## Material provided
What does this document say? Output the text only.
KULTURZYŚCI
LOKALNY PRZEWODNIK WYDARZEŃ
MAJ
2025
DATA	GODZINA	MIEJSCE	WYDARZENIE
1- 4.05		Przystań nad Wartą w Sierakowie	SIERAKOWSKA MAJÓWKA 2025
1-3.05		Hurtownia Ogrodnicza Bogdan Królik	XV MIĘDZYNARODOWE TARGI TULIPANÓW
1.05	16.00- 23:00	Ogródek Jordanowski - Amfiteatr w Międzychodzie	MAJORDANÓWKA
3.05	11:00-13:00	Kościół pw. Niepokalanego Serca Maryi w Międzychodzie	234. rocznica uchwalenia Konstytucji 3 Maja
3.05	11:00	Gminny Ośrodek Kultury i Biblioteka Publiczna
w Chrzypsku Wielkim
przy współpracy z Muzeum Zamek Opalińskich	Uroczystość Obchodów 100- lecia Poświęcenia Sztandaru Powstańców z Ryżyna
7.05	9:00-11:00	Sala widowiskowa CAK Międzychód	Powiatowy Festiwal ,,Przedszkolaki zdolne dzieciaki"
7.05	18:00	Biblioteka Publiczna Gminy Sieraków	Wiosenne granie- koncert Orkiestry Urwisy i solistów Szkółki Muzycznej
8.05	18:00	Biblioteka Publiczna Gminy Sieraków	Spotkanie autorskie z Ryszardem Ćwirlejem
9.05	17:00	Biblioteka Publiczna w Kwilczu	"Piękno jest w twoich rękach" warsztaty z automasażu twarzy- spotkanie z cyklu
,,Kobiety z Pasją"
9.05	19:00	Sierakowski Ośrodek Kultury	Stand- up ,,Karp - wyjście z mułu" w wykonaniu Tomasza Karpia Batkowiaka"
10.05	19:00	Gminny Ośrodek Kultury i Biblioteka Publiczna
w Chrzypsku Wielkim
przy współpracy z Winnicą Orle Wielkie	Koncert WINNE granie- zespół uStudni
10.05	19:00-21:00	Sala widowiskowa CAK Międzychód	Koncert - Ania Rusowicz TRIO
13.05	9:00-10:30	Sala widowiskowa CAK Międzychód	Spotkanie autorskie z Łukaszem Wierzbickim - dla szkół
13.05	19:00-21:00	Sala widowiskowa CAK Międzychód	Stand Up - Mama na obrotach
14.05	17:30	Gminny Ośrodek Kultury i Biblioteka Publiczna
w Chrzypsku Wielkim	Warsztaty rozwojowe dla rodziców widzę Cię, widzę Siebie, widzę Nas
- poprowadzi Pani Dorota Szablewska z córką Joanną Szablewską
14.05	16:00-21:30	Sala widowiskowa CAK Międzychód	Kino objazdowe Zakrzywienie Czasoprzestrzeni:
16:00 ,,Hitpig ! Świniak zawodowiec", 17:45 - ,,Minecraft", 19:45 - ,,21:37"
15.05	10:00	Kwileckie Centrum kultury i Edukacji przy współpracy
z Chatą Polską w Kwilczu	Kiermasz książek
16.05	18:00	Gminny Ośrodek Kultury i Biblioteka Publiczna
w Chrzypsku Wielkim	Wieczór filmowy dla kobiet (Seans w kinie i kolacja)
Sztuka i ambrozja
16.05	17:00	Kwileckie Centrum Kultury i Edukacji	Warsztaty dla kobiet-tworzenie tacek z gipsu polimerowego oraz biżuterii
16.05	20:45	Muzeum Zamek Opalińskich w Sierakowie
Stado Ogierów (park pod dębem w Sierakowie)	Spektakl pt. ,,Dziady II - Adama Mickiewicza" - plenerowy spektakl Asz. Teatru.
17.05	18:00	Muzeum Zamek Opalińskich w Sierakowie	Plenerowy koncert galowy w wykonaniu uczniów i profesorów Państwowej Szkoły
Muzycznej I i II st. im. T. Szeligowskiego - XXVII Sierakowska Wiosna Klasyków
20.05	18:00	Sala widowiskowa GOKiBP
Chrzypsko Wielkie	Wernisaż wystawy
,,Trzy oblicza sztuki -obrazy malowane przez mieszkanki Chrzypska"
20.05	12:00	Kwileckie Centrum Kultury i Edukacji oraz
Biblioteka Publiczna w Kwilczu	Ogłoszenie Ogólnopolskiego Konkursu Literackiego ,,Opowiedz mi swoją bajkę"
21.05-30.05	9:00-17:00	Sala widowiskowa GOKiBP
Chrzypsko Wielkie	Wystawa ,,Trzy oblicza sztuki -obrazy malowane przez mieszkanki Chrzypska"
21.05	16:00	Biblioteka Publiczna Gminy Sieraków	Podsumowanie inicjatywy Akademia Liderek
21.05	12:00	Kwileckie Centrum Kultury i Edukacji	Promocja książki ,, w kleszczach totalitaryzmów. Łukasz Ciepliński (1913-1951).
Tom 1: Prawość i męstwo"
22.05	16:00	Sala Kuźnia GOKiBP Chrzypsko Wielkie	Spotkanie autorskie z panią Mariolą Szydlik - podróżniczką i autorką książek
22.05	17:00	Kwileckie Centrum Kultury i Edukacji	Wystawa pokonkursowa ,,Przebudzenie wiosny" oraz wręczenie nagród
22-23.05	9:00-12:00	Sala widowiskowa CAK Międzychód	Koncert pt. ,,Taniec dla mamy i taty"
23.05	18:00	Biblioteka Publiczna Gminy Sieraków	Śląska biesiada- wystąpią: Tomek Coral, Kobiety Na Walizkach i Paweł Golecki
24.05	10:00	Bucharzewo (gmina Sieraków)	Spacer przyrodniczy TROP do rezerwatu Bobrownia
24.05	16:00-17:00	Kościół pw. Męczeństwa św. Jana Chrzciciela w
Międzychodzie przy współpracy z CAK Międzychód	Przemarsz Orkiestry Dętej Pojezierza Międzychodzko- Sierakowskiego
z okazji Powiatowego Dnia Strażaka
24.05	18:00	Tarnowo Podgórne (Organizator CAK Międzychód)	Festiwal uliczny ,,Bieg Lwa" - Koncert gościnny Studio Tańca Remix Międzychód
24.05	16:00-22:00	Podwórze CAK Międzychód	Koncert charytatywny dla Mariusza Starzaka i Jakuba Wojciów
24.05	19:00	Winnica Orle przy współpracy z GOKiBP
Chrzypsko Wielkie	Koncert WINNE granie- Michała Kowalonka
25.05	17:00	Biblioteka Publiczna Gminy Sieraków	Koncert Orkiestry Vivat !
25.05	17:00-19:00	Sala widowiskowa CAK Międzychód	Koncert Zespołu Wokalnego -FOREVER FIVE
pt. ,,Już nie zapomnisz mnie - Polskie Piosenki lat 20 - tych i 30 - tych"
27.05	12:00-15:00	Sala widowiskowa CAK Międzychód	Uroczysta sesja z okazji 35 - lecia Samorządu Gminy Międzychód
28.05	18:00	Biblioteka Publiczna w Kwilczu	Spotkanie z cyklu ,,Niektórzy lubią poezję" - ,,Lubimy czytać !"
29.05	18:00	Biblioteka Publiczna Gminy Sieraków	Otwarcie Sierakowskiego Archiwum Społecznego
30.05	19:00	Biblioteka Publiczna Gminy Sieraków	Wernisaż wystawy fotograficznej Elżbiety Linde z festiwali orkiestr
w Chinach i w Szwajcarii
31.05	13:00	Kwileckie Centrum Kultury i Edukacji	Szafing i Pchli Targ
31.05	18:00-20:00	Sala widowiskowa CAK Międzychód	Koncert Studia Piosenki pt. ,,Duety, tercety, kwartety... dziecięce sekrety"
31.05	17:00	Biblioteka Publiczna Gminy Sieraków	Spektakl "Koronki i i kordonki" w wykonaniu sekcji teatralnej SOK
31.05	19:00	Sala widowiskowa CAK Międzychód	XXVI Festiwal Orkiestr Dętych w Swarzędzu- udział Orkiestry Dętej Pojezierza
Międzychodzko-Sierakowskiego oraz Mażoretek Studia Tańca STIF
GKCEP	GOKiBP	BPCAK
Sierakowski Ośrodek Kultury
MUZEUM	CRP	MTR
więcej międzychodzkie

## Requirement
Show each line in the entries that holds the string "Studia".

## Solved problem
31.05	18:00-20:00	Sala widowiskowa CAK Międzychód	Koncert Studia Piosenki pt. ,,Duety, tercety, kwartety... dziecięce sekrety"
Międzychodzko-Sierakowskiego oraz Mażoretek Studia Tańca STIF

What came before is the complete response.